● STATED PROBLEM: Write out only the lines from the line that holds "Read this page and output its text content." to the end of the listing below, inclusive, with the pictures omitted.

Records from a dataset:
+++
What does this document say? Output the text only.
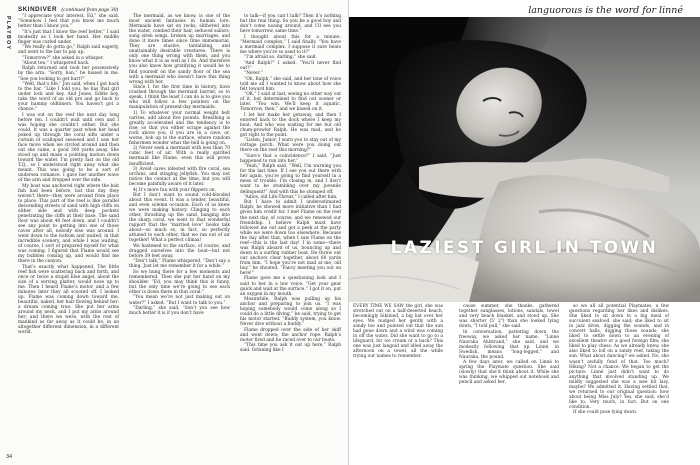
SKINDIVER (continued from page 30)
PLAYBOY	“I appreciate your interest, Ed,” she said. “Somehow I feel that you know me much better than I know you.”

“It’s just that I know the reef better,” I said modestly as I took her hand. Her middle finger was curled under.

“We really do gotta go,” Ralph said eagerly, and went to the bar to pay up.

“Tomorrow?” she asked in a whisper.

“About ten,” I whispered back.

Ralph returned and took her possessively by the arm. “Sorry, hon,” he hissed in me. “See you looking to get hurt?”

“Well, that’s life,” Jon said, when I got back to the bar. “Like I told you, he has that girl under lock and key. And Jones, Eddie boy, take the word of an old pro and go back to your hammy oldtimers. You haven’t got a chance.”

I was out on the reef the next day long before ten. I couldn’t wait until own and I was hoping she couldn’t either. But she could. It was a quarter past when her head poked up through the coral sifts under a curtain of scalloped seaweed and I saw her face move when we circled around and then out she came, a good 300 yards away. She stood up and made a pointing motion down toward the water. I’m pretty fast on the old T.Q., so I understood right away what she meant. This was going to be a sort of undersea romance. I gave her another wave of the arm and dropped over the side.

My boat was anchored right where the bait fish had been before, but this day they weren’t there—they were around from place to place. This part of the reef is like parallel descending streets of sand with high cliffs on either side and with deep pockets penetrating the cliffs at their base. The sand floor was about 40 feet down, and I couldn’t see any point to getting into one of those caves after all, nobody else was around. I went down to the bottom and waited, in that incredible scenery, and while I was waiting, of course, I sort of prepared myself for what was coming. I figured that Flame would see my bubbles coming up, and would find me there in the canyon.

That’s exactly what happened. The little reef fish were scattering back and forth, and once or twice a stupid blue angel, about the size of a serving platter, would nose up to me. Then I heard Flame’s motor, and a few minutes later they all scooted off. I looked up. Flame was coming down toward me, beautiful, naked, her hair flowing behind her: a dream coming true. She put her arms around my neck, and I put my arms around her; and there we were, with the rest of mankind as far away as it could be, in an altogether different dimension, in a different world.

The mermaid, as we know, is one of the most ancient fantasies in human lore. Mermaids have sat on rocks, slithered into the water, combed their hair, seduced sailors, sung siren songs, broken up marriages, and done it more times since time immemorial. They are elusive, tantalizing, and unattainably desirable creatures. There is only one thing wrong with them, and you know what it is as well as I do. And therefore you also know how gratifying it would be to find yourself on the sandy floor of the sea with a mermaid who doesn’t have this thing wrong with her.

Since I, for the first time in history, have crashed through the mermaid barrier, so to speak, I think the least I can do is to give you who will follow a few pointers on the manipulation of present-day mermaids:

1) To whatever your normal weight belt carries, add about five pounds. Breathing is greatly accelerated and the tendency is to rise; so that you either scrape against the rock above you, if you are in a cave, or, worse, bob up to the surface, where random fishermen wonder what the hell is going on.

2) Never seek a mermaid with less than 70 cubic feet of air. With a really spirited mermaid like Flame, even this will prove insufficient.

3) Avoid caves infested with fire coral, sea urchins, and stinging jellyfish. You may not notice the contact at the time, but you will become painfully aware of it later.

4) It’s more fun with your flippers on.

But I don’t want to sound cold-blooded about this event. It was a tender, beautiful, and even solemn occasion. Each of us knew we were making history. Clinging to each other, thrashing up the sand, banging into the sharp coral, we went to that wonderful rapport that the “married love” books talk about—so much so, in fact, so perfectly attuned to each other, that we ran out of air together! What a perfect climax!

We hastened to the surface, of course, and dragged ourselves into the boat—but not before 39 feet away.

“Don’t talk,” Flame whispered. “Don’t say a thing. Just let me remember it for a while.”

So we hung there for a few moments and remembered. Then she put her hand on my shoulder. “Ed, you may think this is funny, but the only time we’re going to see each other is down there in that coral.”

“You mean we’re not just making out on water?” I asked. “But I want to talk to you.”

“Darling,” she said, “don’t you see how much better it is if you don’t have

to talk—if you can’t talk? Then it’s nothing but the real thing. So you be a good boy and don’t come nosing around, and I’ll see you here tomorrow, same time.”

I thought about this for a minute. “Mermaid complex,” I said finally. “You have a mermaid complex. I suppose it sure beats me where you’re so used to it?”

“I’m afraid so, darling,” she said.

“And Ralph?” I asked. “You’ll never find out?”

“Never.”

“Oh, Ralph,” she said, and her tone of voice told me all I wanted to know about how she felt toward him.

“OK,” I said at last, seeing no other way out of it, but determined to find out sooner or later. “You win. We’ll keep it aquatic. Tomorrow, then,” and we kissed on it.

I let her make her getaway, and then I entered back to the dock where I keep my boat. And who was waiting for me but old chum-prowler Ralph. He was mad, and he got right to the point.

“Listen, Junior, I warn you to stay out of my cottage porch. What were you doing out there on the reef this morning?”

“Sure’s that a coincidence?” I said. “Just happened to run into her.”

“Yeah,” Ralph said. “Well, I’m warning you for the last time. If I see you out there with her again, you’re going to find yourself in a mess of trouble. I’m closing in, and I don’t want to be stumbling over my juvenile delinquent!” And with this he stomped off.

“Adios, old Life-Threat,” I called after him.

But I have to admit I underestimated Ralph; he showed more initiative than I had given him credit for. I met Flame on the reef the next day, of course, and we renewed our friendship. I believe Ralph must have followed me out and got a peek at the party while we were down too elsewhere. Because the day after that, when I saw Flame on the reef—this is the last day! I in some—there was Ralph aboard of us, bouncing up and down in a surfing rubber boat. He threw out our anchors clear together, about 60 yards from him. “I hope you’re not mad at me, old boy.” he shouted. “Fancy meeting you out on here!”

Flame gave me a questioning look and I said to her in a low voice. “Get your gear quick and wait at the surface.” I got it on, put an oxygen in my mouth.

Meanwhile, Ralph was pulling up his anchor and preparing to join us. “I was hoping somebody would come along so I could do a little diving,” he said, trying to get his motor started. “Buddy system, you know. Never dive without a buddy.”

Flame dropped over the side of her skiff and went down; the anchor rope. Ralph’s motor fired and he raced over to our boats.

“This time you ask it out up here,” Ralph said. Grinning like I

34
languorous is the word for linné
LAZIEST GIRL IN TOWN

EVERY TIME WE SAW the girl, she was stretched out on a half-deserted beach, becomingly bikinied, a big hat over her eyes. We nudged her gently with a sandy toe and pointed out that the sun had gone down and a wind was coming in off the water. Did she want to go to a lifeguard, for ice cream or a back? This one was just languid and idled away the afternoon on a towel, all the while trying our names to remember.

cause summer, she thanks, gathered together sunglasses, lotions, sandals, towel and very beach blanket, and stood up. She was shorter (5' 2") than she looked lying down, “I told pull,” she said.

In conversation, pattering down the freeway, we asked her name. “Linné Nauraka Ahlstrand,” she said, and we modestly following that up. Linné, in Swedish, means “long-legged,” and Nauraka, the pound.

A few days later, we called on Linné to spring the Playmate question. She said (slowly) that she’d think about it. While she was thinking, we whipped out notebook and pencil and asked her,

so we all all potential Playmates, a few questions regarding her likes and dislikes. She liked to sit down to a big meal of succulent seafood, she said; she liked to sit in jazz dives, digging the sounds, and in concert halls, digging those sounds; she liked to settle down to an evening of excellent theatre or a good foreign film; she liked to play chess. As we already knew, she also liked to loll on a sandy reef, taking the sun. What about dancing? we asked. No, she wasn’t awfully fond of that. Too much? Hiking? Not a chance. We began to get the picture: Linné just didn’t want to do anything that involved standing up. We mildly suggested she was a wee bit lazy, maybe? We admitted it. Having settled that, we returned to our original question: how about being Miss July? Yes, she said, she’d like to. Very much, in fact. But on one condition.

If she could pose lying down.
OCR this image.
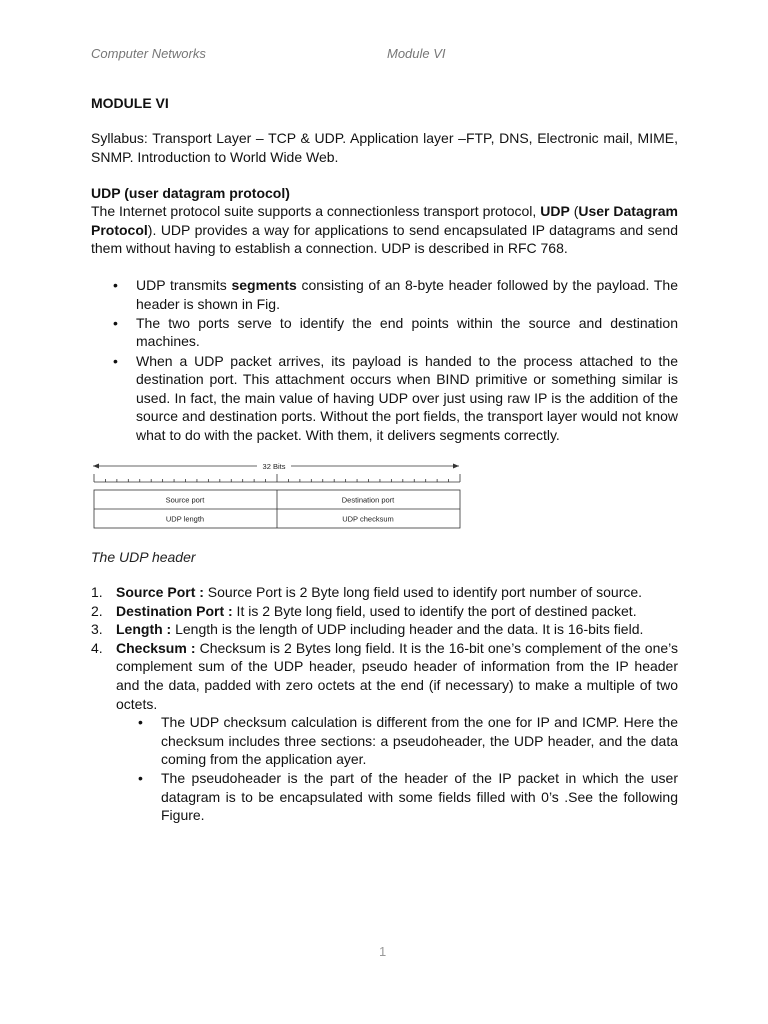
Computer Networks	Module VI
MODULE VI
Syllabus: Transport Layer – TCP & UDP. Application layer –FTP, DNS, Electronic mail, MIME, SNMP. Introduction to World Wide Web.
UDP (user datagram protocol)
The Internet protocol suite supports a connectionless transport protocol, UDP (User Datagram Protocol). UDP provides a way for applications to send encapsulated IP datagrams and send them without having to establish a connection. UDP is described in RFC 768.
• UDP transmits segments consisting of an 8-byte header followed by the payload. The header is shown in Fig.
• The two ports serve to identify the end points within the source and destination machines.
• When a UDP packet arrives, its payload is handed to the process attached to the destination port. This attachment occurs when BIND primitive or something similar is used. In fact, the main value of having UDP over just using raw IP is the addition of the source and destination ports. Without the port fields, the transport layer would not know what to do with the packet. With them, it delivers segments correctly.
32 Bits
Source port	Destination port
UDP length	UDP checksum
The UDP header
1. Source Port : Source Port is 2 Byte long field used to identify port number of source.
2. Destination Port : It is 2 Byte long field, used to identify the port of destined packet.
3. Length : Length is the length of UDP including header and the data. It is 16-bits field.
4. Checksum : Checksum is 2 Bytes long field. It is the 16-bit one’s complement of the one’s complement sum of the UDP header, pseudo header of information from the IP header and the data, padded with zero octets at the end (if necessary) to make a multiple of two octets.
• The UDP checksum calculation is different from the one for IP and ICMP. Here the checksum includes three sections: a pseudoheader, the UDP header, and the data coming from the application ayer.
• The pseudoheader is the part of the header of the IP packet in which the user datagram is to be encapsulated with some fields filled with 0’s .See the following Figure.
1
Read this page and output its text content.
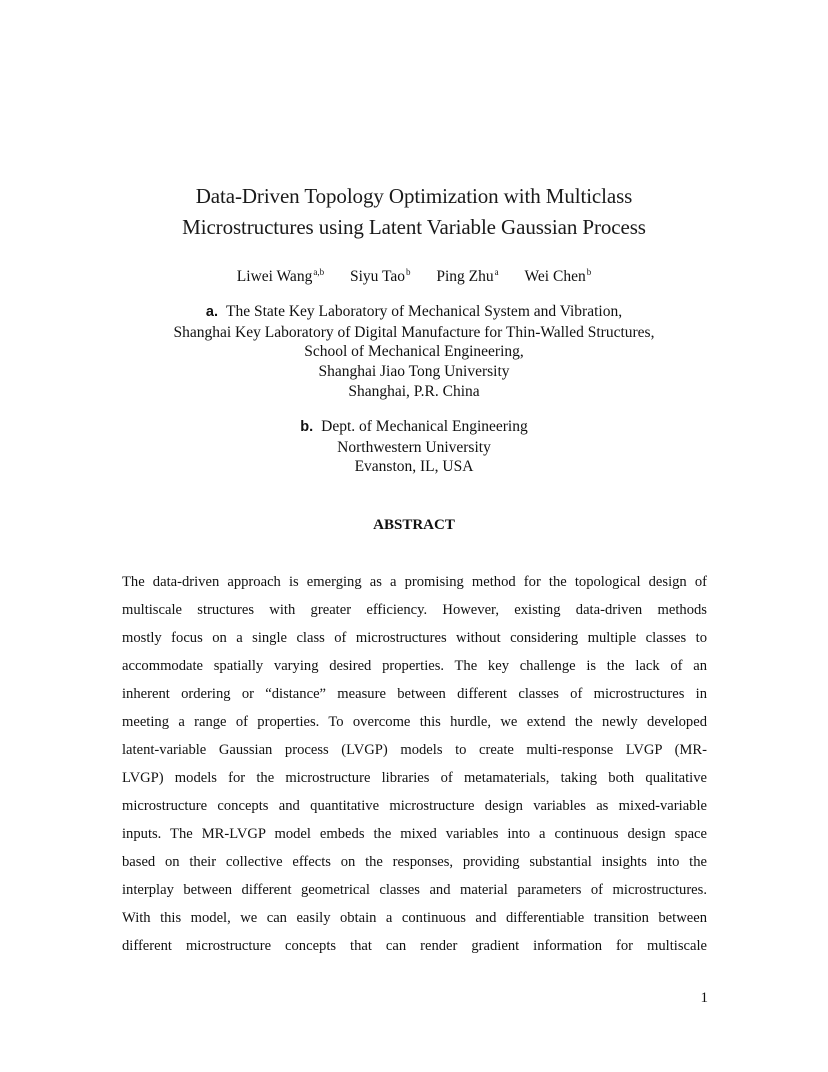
Data-Driven Topology Optimization with Multiclass
Microstructures using Latent Variable Gaussian Process
Liwei Wang$^{a,b}$ Siyu Tao$^b$ Ping Zhu$^a$ Wei Chen$^b$
a. The State Key Laboratory of Mechanical System and Vibration,
Shanghai Key Laboratory of Digital Manufacture for Thin-Walled Structures,
School of Mechanical Engineering,
Shanghai Jiao Tong University
Shanghai, P.R. China
b. Dept. of Mechanical Engineering
Northwestern University
Evanston, IL, USA
ABSTRACT
The data-driven approach is emerging as a promising method for the topological design of
multiscale structures with greater efficiency. However, existing data-driven methods
mostly focus on a single class of microstructures without considering multiple classes to
accommodate spatially varying desired properties. The key challenge is the lack of an
inherent ordering or “distance” measure between different classes of microstructures in
meeting a range of properties. To overcome this hurdle, we extend the newly developed
latent-variable Gaussian process (LVGP) models to create multi-response LVGP (MR-
LVGP) models for the microstructure libraries of metamaterials, taking both qualitative
microstructure concepts and quantitative microstructure design variables as mixed-variable
inputs. The MR-LVGP model embeds the mixed variables into a continuous design space
based on their collective effects on the responses, providing substantial insights into the
interplay between different geometrical classes and material parameters of microstructures.
With this model, we can easily obtain a continuous and differentiable transition between
different microstructure concepts that can render gradient information for multiscale
1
+++
● IN RESPONSE:
Read this page and output its text content.
Data-Driven Topology Optimization with Multiclass
Microstructures using Latent Variable Gaussian Process
Liwei Wang$^{a,b}$ Siyu Tao$^b$ Ping Zhu$^a$ Wei Chen$^b$
a. The State Key Laboratory of Mechanical System and Vibration,
Shanghai Key Laboratory of Digital Manufacture for Thin-Walled Structures,
School of Mechanical Engineering,
Shanghai Jiao Tong University
Shanghai, P.R. China
b. Dept. of Mechanical Engineering
Northwestern University
Evanston, IL, USA
ABSTRACT
The data-driven approach is emerging as a promising method for the topological design of
multiscale structures with greater efficiency. However, existing data-driven methods
mostly focus on a single class of microstructures without considering multiple classes to
accommodate spatially varying desired properties. The key challenge is the lack of an
inherent ordering or “distance” measure between different classes of microstructures in
meeting a range of properties. To overcome this hurdle, we extend the newly developed
latent-variable Gaussian process (LVGP) models to create multi-response LVGP (MR-
LVGP) models for the microstructure libraries of metamaterials, taking both qualitative
microstructure concepts and quantitative microstructure design variables as mixed-variable
inputs. The MR-LVGP model embeds the mixed variables into a continuous design space
based on their collective effects on the responses, providing substantial insights into the
interplay between different geometrical classes and material parameters of microstructures.
With this model, we can easily obtain a continuous and differentiable transition between
different microstructure concepts that can render gradient information for multiscale
1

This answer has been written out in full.